_WHAT YOU HAVE TO DO_: Tally the lines that hold the string "Party", and reply with the count alone.

A run of records:
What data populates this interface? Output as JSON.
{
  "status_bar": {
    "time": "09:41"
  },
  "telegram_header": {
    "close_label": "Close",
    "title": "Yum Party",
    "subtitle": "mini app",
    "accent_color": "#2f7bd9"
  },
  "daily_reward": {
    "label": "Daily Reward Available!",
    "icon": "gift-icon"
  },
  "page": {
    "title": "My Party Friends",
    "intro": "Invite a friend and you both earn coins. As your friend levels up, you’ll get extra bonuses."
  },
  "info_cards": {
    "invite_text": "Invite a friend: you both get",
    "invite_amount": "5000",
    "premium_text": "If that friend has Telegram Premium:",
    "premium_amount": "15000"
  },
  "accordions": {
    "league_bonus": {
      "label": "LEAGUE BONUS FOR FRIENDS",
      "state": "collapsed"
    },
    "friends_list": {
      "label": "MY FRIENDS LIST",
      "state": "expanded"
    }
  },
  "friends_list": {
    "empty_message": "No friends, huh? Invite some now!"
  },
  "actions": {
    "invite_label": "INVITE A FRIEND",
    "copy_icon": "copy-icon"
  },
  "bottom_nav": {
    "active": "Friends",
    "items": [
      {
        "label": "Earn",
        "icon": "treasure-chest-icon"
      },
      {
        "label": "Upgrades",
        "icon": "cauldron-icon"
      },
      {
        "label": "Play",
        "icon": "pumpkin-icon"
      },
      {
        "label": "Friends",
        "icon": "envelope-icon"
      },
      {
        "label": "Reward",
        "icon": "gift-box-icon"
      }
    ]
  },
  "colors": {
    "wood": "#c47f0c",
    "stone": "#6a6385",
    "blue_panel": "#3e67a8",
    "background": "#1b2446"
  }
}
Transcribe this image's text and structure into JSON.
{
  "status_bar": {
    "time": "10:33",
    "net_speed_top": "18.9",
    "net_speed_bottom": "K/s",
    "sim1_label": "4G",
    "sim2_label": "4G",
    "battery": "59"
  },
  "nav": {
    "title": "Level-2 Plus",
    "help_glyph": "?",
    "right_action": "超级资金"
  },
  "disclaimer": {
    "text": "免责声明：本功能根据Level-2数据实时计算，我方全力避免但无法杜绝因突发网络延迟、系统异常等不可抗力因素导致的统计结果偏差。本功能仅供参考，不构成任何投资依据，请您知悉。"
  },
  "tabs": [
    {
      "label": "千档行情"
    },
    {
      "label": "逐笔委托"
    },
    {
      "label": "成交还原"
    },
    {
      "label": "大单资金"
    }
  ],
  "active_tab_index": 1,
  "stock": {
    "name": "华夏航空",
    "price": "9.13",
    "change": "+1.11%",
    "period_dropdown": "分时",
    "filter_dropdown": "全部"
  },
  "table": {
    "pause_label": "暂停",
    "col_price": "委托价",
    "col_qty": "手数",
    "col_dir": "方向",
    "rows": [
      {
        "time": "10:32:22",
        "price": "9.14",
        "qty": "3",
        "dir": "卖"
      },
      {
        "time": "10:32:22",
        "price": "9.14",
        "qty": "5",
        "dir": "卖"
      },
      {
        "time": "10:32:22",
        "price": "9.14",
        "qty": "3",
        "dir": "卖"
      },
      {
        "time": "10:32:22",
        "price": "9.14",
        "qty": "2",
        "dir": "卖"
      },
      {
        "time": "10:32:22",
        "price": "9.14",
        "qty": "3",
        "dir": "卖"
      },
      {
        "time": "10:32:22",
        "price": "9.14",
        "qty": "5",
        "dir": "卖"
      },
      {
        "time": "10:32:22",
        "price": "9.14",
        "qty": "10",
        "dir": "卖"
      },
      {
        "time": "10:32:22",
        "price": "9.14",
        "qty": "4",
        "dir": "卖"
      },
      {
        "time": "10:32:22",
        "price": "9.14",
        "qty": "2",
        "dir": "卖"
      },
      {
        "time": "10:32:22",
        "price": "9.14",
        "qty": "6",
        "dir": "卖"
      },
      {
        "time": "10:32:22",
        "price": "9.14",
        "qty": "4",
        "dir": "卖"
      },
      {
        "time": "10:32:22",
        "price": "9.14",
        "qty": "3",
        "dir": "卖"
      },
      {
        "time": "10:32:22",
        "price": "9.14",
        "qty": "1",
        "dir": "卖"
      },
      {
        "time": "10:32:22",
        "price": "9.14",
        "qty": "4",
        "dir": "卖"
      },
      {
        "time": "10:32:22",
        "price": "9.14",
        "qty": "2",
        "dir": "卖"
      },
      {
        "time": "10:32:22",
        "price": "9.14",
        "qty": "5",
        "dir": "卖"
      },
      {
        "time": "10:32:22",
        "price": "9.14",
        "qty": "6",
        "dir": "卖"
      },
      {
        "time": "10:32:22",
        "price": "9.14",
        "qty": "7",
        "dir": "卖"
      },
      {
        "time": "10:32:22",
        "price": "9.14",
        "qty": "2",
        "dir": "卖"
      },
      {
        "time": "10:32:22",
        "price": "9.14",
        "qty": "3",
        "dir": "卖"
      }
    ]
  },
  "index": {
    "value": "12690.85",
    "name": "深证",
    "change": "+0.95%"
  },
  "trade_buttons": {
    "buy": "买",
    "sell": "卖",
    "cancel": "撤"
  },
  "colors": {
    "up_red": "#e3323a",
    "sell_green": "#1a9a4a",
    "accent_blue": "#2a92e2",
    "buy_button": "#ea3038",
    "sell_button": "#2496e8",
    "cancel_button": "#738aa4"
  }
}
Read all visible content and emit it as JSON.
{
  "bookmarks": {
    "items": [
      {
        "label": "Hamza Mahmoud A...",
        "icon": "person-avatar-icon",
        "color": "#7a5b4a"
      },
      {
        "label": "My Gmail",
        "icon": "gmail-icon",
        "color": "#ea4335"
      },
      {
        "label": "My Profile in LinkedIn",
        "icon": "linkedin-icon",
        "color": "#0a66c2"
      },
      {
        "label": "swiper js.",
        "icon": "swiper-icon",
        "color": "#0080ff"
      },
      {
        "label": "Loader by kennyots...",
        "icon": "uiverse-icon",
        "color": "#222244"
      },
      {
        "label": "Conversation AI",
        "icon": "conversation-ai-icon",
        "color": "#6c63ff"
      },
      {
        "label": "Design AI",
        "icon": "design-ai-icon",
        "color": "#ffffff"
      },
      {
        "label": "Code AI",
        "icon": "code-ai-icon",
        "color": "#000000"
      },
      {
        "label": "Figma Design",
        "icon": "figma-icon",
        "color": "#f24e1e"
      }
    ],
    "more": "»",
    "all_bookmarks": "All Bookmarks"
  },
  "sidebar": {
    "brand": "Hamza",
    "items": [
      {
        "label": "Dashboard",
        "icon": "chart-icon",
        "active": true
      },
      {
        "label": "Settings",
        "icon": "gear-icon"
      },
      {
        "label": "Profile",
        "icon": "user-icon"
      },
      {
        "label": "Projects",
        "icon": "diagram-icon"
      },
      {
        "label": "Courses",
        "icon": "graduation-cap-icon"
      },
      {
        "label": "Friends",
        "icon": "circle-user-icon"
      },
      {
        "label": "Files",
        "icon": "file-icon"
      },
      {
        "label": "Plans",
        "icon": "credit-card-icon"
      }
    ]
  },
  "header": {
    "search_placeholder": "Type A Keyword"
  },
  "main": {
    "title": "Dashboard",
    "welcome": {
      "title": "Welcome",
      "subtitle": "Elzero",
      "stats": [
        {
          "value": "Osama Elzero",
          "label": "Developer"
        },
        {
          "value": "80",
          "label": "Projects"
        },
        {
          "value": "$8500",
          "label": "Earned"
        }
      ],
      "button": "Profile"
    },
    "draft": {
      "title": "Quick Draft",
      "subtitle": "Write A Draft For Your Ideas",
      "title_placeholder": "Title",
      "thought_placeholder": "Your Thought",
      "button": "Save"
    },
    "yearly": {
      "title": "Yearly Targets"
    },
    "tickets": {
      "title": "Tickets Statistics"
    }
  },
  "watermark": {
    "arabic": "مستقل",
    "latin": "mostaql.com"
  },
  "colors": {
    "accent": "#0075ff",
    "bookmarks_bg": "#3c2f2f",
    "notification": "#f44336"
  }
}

_COMPLETED TASK_: 2